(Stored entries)
○ ○ ○
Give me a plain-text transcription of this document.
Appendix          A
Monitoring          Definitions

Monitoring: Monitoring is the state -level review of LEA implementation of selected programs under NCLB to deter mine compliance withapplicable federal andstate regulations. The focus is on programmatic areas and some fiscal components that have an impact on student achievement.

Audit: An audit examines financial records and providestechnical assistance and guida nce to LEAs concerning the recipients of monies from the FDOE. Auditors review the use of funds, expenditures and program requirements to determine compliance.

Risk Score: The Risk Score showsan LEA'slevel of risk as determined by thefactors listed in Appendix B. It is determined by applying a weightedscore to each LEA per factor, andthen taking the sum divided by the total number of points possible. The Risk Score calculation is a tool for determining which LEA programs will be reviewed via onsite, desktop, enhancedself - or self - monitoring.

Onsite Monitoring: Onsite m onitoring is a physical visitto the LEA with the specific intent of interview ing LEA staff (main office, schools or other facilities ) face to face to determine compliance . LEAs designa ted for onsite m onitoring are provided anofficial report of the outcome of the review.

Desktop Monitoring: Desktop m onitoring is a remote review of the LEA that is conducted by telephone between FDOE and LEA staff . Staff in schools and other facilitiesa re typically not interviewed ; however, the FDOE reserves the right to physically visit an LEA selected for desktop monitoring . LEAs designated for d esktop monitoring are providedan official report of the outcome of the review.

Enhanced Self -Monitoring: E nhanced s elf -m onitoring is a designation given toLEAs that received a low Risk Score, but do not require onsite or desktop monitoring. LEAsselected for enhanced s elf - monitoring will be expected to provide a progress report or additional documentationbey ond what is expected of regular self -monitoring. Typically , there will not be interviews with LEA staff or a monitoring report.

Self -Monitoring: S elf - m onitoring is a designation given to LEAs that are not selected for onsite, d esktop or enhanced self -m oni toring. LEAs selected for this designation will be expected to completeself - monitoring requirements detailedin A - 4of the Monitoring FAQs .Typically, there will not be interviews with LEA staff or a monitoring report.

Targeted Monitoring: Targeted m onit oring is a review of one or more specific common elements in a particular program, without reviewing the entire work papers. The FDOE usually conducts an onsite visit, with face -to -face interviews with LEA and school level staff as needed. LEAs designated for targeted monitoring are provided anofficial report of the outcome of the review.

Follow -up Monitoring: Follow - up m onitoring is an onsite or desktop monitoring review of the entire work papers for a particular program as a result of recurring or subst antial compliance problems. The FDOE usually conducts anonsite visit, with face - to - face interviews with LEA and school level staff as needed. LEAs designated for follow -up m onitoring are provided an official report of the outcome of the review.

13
○ ○ ○
**Exercise description**
Return all of the above records exactly, leaving no line out.

**Solution to this task**
Give me a plain-text transcription of this document.
Appendix          A
Monitoring          Definitions

Monitoring: Monitoring is the state -level review of LEA implementation of selected programs under NCLB to deter mine compliance withapplicable federal andstate regulations. The focus is on programmatic areas and some fiscal components that have an impact on student achievement.

Audit: An audit examines financial records and providestechnical assistance and guida nce to LEAs concerning the recipients of monies from the FDOE. Auditors review the use of funds, expenditures and program requirements to determine compliance.

Risk Score: The Risk Score showsan LEA'slevel of risk as determined by thefactors listed in Appendix B. It is determined by applying a weightedscore to each LEA per factor, andthen taking the sum divided by the total number of points possible. The Risk Score calculation is a tool for determining which LEA programs will be reviewed via onsite, desktop, enhancedself - or self - monitoring.

Onsite Monitoring: Onsite m onitoring is a physical visitto the LEA with the specific intent of interview ing LEA staff (main office, schools or other facilities ) face to face to determine compliance . LEAs designa ted for onsite m onitoring are provided anofficial report of the outcome of the review.

Desktop Monitoring: Desktop m onitoring is a remote review of the LEA that is conducted by telephone between FDOE and LEA staff . Staff in schools and other facilitiesa re typically not interviewed ; however, the FDOE reserves the right to physically visit an LEA selected for desktop monitoring . LEAs designated for d esktop monitoring are providedan official report of the outcome of the review.

Enhanced Self -Monitoring: E nhanced s elf -m onitoring is a designation given toLEAs that received a low Risk Score, but do not require onsite or desktop monitoring. LEAsselected for enhanced s elf - monitoring will be expected to provide a progress report or additional documentationbey ond what is expected of regular self -monitoring. Typically , there will not be interviews with LEA staff or a monitoring report.

Self -Monitoring: S elf - m onitoring is a designation given to LEAs that are not selected for onsite, d esktop or enhanced self -m oni toring. LEAs selected for this designation will be expected to completeself - monitoring requirements detailedin A - 4of the Monitoring FAQs .Typically, there will not be interviews with LEA staff or a monitoring report.

Targeted Monitoring: Targeted m onit oring is a review of one or more specific common elements in a particular program, without reviewing the entire work papers. The FDOE usually conducts an onsite visit, with face -to -face interviews with LEA and school level staff as needed. LEAs designated for targeted monitoring are provided anofficial report of the outcome of the review.

Follow -up Monitoring: Follow - up m onitoring is an onsite or desktop monitoring review of the entire work papers for a particular program as a result of recurring or subst antial compliance problems. The FDOE usually conducts anonsite visit, with face - to - face interviews with LEA and school level staff as needed. LEAs designated for follow -up m onitoring are provided an official report of the outcome of the review.

13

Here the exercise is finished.